+++ THE DATA +++
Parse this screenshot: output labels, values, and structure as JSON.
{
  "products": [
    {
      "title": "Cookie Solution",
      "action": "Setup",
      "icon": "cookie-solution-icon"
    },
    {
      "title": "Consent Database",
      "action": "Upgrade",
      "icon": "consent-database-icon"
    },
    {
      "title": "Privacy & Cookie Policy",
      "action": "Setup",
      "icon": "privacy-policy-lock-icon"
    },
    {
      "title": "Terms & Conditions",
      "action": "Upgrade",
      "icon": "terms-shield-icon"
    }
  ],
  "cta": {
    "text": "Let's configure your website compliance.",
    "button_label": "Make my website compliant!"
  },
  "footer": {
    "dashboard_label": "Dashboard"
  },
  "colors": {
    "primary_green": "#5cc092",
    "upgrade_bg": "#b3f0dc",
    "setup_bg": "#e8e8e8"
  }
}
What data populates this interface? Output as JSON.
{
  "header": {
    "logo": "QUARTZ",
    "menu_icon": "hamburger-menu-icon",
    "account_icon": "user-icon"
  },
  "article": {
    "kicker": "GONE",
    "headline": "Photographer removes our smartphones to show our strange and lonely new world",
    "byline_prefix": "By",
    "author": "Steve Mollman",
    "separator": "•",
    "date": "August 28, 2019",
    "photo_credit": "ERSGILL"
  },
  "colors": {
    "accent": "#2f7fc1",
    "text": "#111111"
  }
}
+++
### INSTRUCTION
Quote the material exactly, leaving nothing out.

### FULL ANSWER
Parse this screenshot: output labels, values, and structure as JSON.
{
  "products": [
    {
      "title": "Cookie Solution",
      "action": "Setup",
      "icon": "cookie-solution-icon"
    },
    {
      "title": "Consent Database",
      "action": "Upgrade",
      "icon": "consent-database-icon"
    },
    {
      "title": "Privacy & Cookie Policy",
      "action": "Setup",
      "icon": "privacy-policy-lock-icon"
    },
    {
      "title": "Terms & Conditions",
      "action": "Upgrade",
      "icon": "terms-shield-icon"
    }
  ],
  "cta": {
    "text": "Let's configure your website compliance.",
    "button_label": "Make my website compliant!"
  },
  "footer": {
    "dashboard_label": "Dashboard"
  },
  "colors": {
    "primary_green": "#5cc092",
    "upgrade_bg": "#b3f0dc",
    "setup_bg": "#e8e8e8"
  }
}
What data populates this interface? Output as JSON.
{
  "header": {
    "logo": "QUARTZ",
    "menu_icon": "hamburger-menu-icon",
    "account_icon": "user-icon"
  },
  "article": {
    "kicker": "GONE",
    "headline": "Photographer removes our smartphones to show our strange and lonely new world",
    "byline_prefix": "By",
    "author": "Steve Mollman",
    "separator": "•",
    "date": "August 28, 2019",
    "photo_credit": "ERSGILL"
  },
  "colors": {
    "accent": "#2f7fc1",
    "text": "#111111"
  }
}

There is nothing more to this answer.